— begin Dataset rows —
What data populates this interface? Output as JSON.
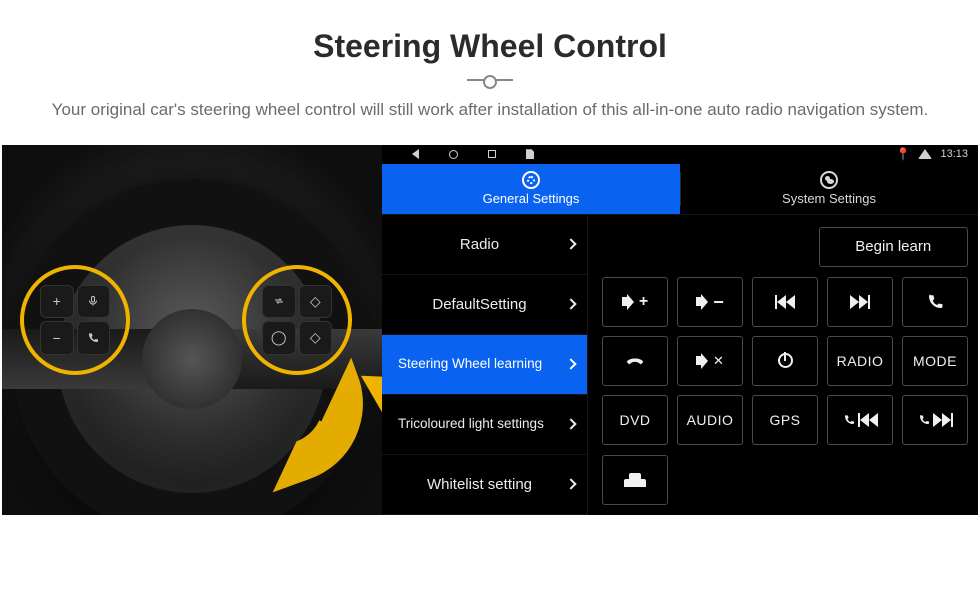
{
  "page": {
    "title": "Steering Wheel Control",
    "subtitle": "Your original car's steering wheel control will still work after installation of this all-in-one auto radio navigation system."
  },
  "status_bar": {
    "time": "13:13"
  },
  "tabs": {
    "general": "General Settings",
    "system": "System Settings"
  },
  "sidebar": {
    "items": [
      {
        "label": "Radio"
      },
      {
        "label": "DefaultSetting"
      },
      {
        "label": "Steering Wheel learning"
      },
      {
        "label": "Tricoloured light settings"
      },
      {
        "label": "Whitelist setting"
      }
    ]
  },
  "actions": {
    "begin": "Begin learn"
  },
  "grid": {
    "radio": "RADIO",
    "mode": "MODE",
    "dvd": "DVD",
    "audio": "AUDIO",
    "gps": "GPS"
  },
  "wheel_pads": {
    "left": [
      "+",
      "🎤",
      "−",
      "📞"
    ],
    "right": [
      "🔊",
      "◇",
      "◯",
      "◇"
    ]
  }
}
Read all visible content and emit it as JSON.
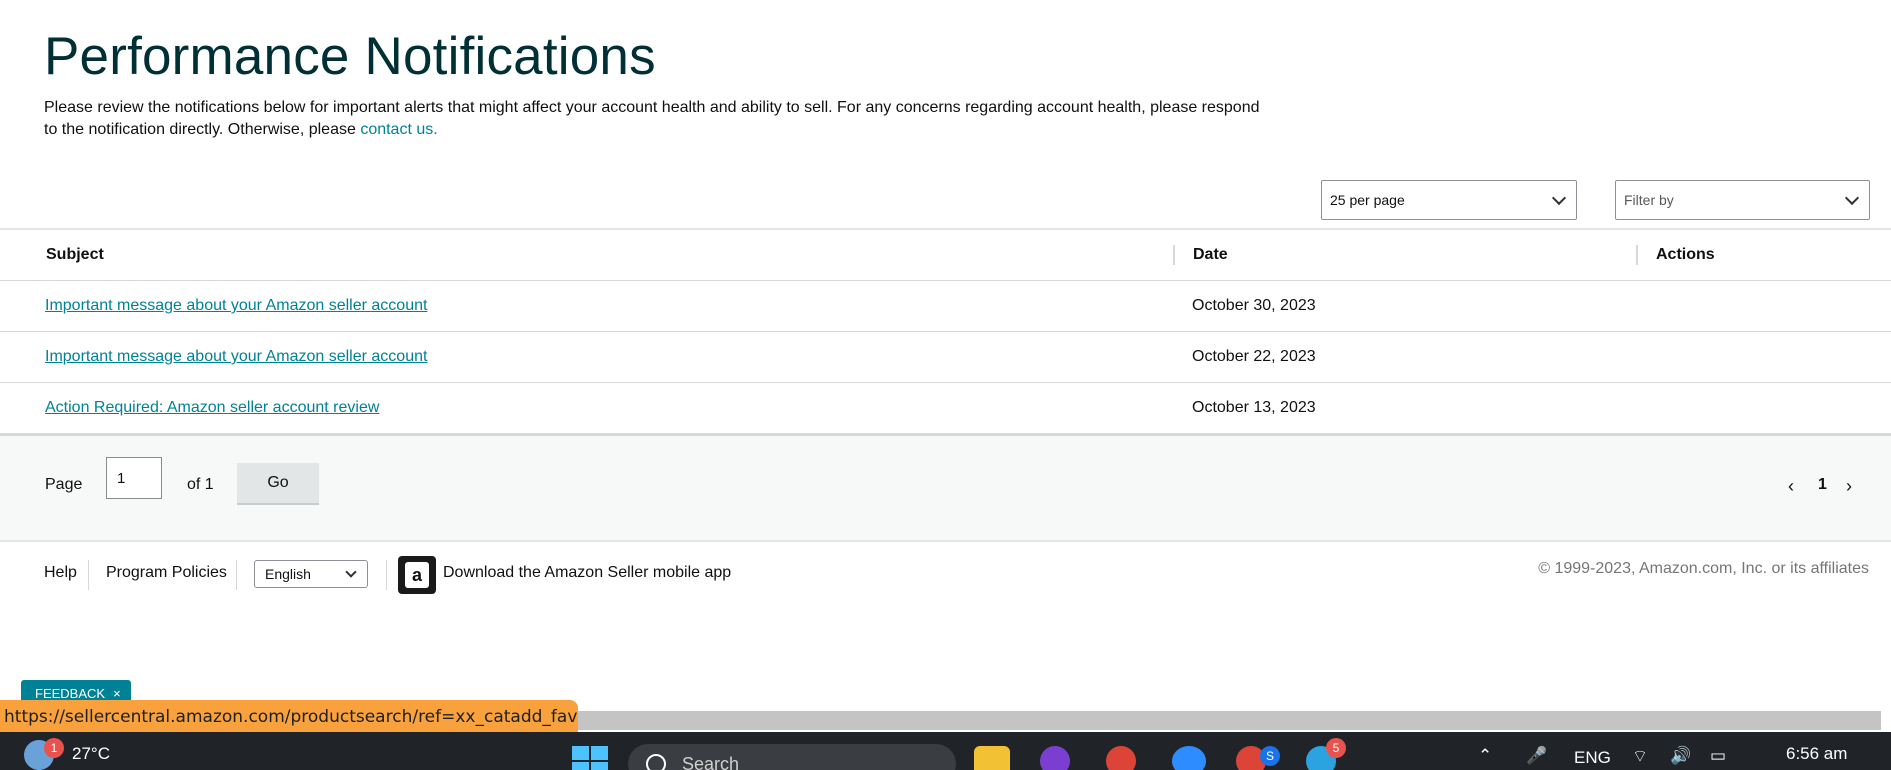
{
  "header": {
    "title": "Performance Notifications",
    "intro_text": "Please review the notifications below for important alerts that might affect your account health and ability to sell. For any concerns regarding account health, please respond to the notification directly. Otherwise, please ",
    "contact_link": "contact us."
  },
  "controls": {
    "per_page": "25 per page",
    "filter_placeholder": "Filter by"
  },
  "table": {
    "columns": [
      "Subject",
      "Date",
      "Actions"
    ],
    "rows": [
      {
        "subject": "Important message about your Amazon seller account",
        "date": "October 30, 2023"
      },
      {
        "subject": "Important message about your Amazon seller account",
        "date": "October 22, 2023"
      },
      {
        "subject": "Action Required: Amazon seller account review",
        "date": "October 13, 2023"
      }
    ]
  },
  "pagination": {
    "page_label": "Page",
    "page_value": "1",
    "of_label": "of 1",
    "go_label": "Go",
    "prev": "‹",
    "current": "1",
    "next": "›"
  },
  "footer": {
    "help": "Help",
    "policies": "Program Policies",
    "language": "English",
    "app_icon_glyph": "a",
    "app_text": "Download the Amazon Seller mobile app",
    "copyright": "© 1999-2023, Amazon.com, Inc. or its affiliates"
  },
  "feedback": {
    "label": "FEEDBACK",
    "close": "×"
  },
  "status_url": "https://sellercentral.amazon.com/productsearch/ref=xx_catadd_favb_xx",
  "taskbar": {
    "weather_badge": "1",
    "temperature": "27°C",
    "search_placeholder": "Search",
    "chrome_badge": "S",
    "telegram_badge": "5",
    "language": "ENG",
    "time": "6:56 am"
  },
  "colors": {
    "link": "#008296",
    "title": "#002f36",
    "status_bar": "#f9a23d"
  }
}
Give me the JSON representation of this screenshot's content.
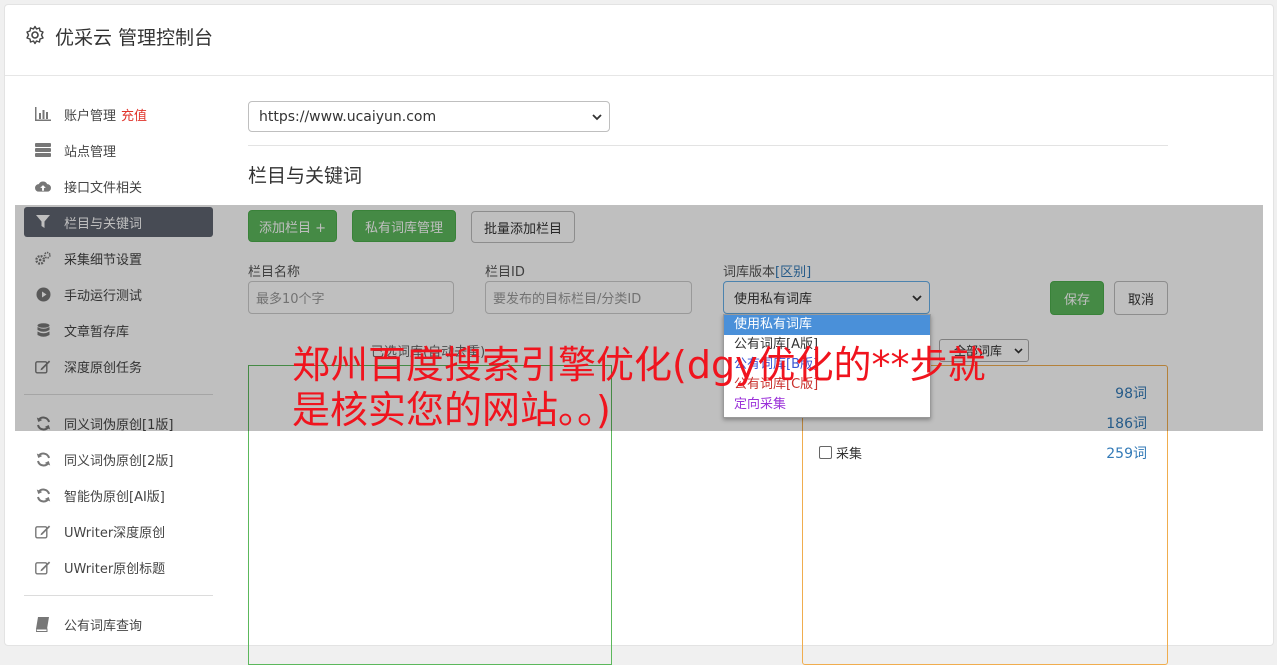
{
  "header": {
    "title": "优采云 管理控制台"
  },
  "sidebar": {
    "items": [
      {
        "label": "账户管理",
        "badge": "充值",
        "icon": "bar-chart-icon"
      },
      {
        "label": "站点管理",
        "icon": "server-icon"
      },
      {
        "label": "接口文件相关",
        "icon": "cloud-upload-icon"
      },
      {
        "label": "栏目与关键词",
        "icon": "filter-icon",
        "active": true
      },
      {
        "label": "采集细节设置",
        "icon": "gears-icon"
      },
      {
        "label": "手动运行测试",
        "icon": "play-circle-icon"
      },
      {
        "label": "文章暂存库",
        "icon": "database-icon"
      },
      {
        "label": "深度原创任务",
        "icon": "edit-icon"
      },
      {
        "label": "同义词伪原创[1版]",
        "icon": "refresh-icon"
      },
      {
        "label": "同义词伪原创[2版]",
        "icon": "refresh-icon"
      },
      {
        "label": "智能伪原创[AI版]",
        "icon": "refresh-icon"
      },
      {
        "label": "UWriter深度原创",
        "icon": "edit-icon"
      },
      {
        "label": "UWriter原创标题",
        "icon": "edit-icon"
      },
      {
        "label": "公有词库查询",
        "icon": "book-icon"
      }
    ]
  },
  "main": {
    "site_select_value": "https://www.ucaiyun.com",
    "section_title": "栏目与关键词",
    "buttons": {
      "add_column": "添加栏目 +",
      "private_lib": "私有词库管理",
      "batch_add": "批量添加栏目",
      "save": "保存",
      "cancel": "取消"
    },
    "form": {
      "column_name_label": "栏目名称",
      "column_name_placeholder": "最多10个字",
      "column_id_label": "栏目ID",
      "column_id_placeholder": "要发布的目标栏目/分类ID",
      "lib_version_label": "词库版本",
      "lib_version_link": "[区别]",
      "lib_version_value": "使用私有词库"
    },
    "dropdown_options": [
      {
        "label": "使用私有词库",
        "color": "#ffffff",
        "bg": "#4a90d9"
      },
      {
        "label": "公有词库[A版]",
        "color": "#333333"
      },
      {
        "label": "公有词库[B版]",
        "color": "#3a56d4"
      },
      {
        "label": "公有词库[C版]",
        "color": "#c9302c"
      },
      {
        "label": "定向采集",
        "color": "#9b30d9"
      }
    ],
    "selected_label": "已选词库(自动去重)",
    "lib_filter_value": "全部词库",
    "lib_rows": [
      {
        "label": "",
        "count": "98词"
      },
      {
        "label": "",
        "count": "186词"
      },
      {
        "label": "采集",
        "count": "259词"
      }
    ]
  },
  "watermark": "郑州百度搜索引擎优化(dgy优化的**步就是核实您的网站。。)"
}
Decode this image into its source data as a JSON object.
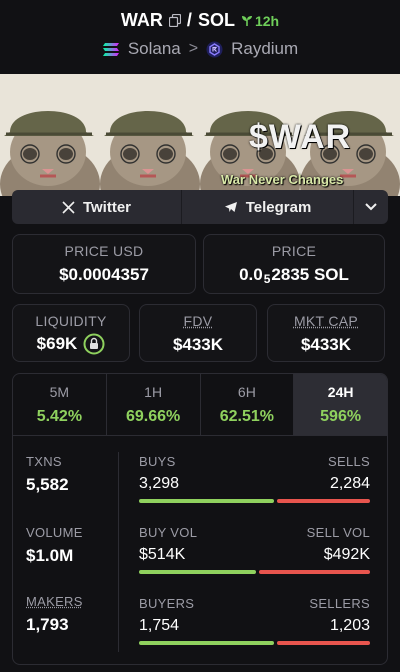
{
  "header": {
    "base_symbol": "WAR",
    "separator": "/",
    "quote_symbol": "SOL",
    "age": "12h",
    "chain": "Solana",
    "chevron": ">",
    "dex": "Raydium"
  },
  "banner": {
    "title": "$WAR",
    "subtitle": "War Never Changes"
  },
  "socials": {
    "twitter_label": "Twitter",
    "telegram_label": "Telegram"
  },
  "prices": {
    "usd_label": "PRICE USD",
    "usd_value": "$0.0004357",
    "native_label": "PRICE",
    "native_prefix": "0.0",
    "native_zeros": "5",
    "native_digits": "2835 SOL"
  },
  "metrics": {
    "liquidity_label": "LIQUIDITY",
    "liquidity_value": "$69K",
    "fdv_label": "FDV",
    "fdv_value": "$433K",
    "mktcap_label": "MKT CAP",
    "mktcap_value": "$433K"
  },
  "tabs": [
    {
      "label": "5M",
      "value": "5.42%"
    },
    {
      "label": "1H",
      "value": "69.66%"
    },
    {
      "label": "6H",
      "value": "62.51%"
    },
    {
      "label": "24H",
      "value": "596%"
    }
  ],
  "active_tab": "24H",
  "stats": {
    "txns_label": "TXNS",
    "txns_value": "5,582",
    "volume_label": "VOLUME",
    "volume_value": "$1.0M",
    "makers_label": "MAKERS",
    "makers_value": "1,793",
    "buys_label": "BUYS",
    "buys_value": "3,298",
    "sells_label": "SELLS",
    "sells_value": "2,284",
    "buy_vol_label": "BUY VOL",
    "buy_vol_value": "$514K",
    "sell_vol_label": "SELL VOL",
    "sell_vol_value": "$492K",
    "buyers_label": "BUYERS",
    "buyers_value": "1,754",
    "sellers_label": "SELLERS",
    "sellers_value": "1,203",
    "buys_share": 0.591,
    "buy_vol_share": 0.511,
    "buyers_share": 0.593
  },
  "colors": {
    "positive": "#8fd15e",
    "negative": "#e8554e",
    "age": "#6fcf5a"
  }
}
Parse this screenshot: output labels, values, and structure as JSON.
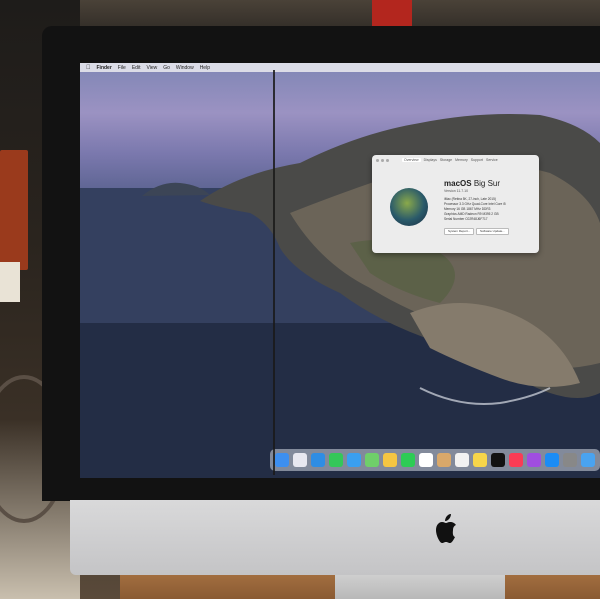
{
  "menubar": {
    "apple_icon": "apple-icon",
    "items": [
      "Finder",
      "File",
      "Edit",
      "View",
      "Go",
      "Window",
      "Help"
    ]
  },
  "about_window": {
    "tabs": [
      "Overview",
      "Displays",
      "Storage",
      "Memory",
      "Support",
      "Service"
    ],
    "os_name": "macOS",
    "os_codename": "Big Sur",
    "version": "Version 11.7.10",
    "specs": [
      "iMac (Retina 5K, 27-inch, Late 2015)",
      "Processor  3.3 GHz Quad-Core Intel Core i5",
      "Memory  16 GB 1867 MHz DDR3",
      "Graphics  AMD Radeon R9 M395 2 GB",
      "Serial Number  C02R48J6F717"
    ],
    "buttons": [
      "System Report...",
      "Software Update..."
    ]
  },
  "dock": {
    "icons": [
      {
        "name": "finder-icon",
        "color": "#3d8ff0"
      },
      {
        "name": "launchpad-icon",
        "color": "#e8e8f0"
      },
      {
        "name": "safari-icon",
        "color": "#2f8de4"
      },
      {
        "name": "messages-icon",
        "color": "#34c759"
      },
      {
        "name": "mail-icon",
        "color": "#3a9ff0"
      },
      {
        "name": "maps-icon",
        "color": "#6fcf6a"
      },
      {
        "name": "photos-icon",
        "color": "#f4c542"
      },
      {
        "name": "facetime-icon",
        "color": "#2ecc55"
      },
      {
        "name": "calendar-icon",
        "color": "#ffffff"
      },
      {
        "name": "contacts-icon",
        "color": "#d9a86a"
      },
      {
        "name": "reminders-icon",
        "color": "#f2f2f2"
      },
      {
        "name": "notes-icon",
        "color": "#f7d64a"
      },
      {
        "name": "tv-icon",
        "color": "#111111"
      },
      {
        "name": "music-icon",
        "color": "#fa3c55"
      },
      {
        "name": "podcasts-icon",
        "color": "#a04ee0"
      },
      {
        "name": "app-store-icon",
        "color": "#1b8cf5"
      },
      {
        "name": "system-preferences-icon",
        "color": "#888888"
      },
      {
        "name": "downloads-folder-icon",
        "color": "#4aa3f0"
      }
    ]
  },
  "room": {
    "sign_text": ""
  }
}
— end Dataset rows —
Report how many lines in this data include the string "content", and nothing else.

2